**Instruções**
#1 Segundo o texto sobre letramento, em que país Street realizou as experiências etnográficas que relata?
#2 Extraia do texto sobre letramento, sem qualquer alteração, o trecho que se inicia com as palavras "Brian Street, pioneiro" e termina com "1984, p. 1).".

-------- Documento --------

Brian Street, pioneiro na conformação deste campo, propõe o modelo de letramento ideológico fundamentado numa concepção de escrita como uma prática social permeada por relações de poder: “Argumento que o que as práticas e concepções particulares de leitura e escrita são para uma dada sociedade, depende do contexto; elas são envolvidas em ideologia, não podem ser isoladas ou tratados como uma técnica neutra”[1]. (Street, 1984, p. 1).

Segundo esse modelo, a escrita não é um sistema neutro ou abstrato de normas, mas um conhecimento constituído nos eventos de letramento (Heath, 1982) ou de alfabetização (Almeida, 2020) dos quais os sujeitos que vivem numa sociedade letrada, participam.

Street esclarece que não há uma única forma de letramento, entendido por nós como a escrita em uso. Relatando suas experiências etnográficas no Irã, afirma que observou diferenças consideráveis entre o letramento comercial, letramento do alcorão, letramento escolar. Ele ressalta que: “as pessoas podem estar envolvidas em uma forma e não na outra, suas identidades podem ser diferentes, suas habilidades podem ser diferentes, seus envolvimentos em relações sociais podem ser diferentes” (Street, 2010, p. 37).

Tal percepção implica no entendimento de que, muitas vezes, as decisões tomadas no âmbito das políticas que envolvem programas de alfabetização em larga escala, pretendem-se autônomas e desconsideram peculiaridades e características próprias de determinados lugares. A crítica feita pelo autor é reportada a um modelo hegemônico de letramento, no qual subjaz a ideia de que existe uma neutralidade no processo de uso da escrita independentemente do contexto no qual ela aconteça, como se existisse uma forma universal de ser letrado, bastando-se, para tanto, a aprendizagem de um conjunto de técnicas. Para o pesquisador, esse modelo, que ele chama de autônomo, está vinculado ao estabelecimento de categorias classificatórias que distinguem pessoas letradas das não letradas. Por isso é importante tratar o letramento numa abordagem ideológica explícita. Nas palavras do autor:

É evidente que o letramento não pode ser estudado como uma tecnologia neutra, como no modelo reducionista autônomo. Mas como uma prática social e ideológica, que inclui aspectos fundamentais da epistemologia, do poder e da política: a aquisição do letramento implica questionamentos sobre discursos dominantes, alterações na agenda da alfabetização, lutas por poder e posições sociais. Neste sentido, as práticas letradas estão saturadas de ideologia. (Street, 2004, p. 90)

-------- Informações fornecidas --------

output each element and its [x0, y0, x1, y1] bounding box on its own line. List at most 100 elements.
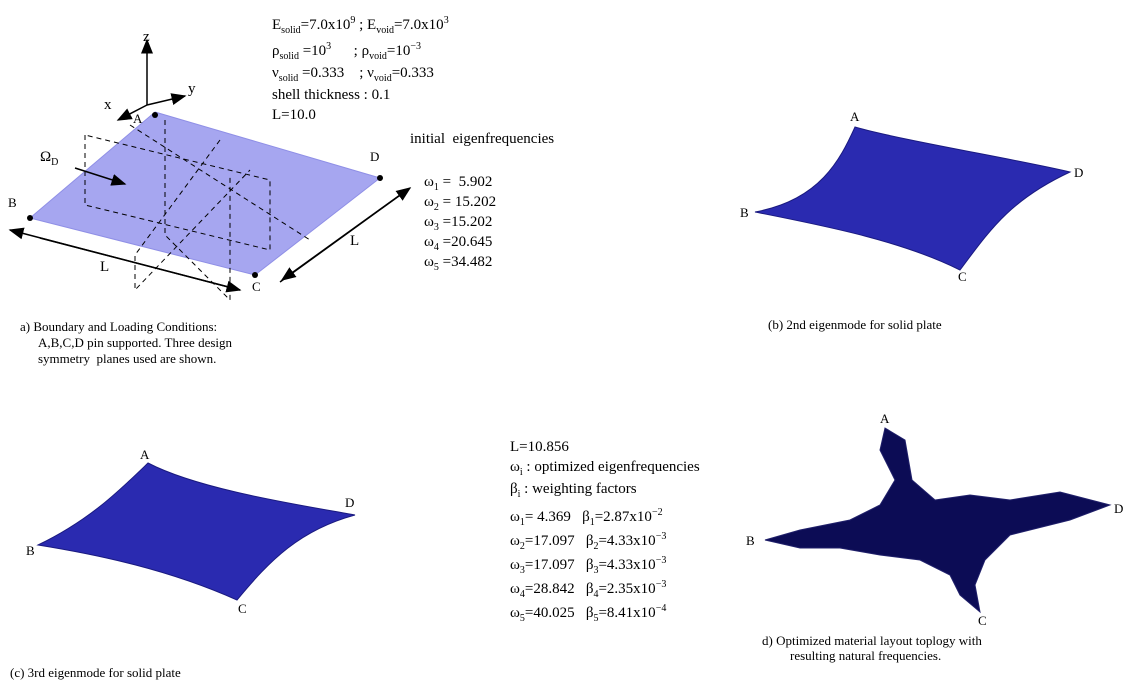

--------

**Soluções das tarefas**
#1 No Irã.

#2
Brian Street, pioneiro na conformação deste campo, propõe o modelo de letramento ideológico fundamentado numa concepção de escrita como uma prática social permeada por relações de poder: “Argumento que o que as práticas e concepções particulares de leitura e escrita são para uma dada sociedade, depende do contexto; elas são envolvidas em ideologia, não podem ser isoladas ou tratados como uma técnica neutra”[1]. (Street, 1984, p. 1).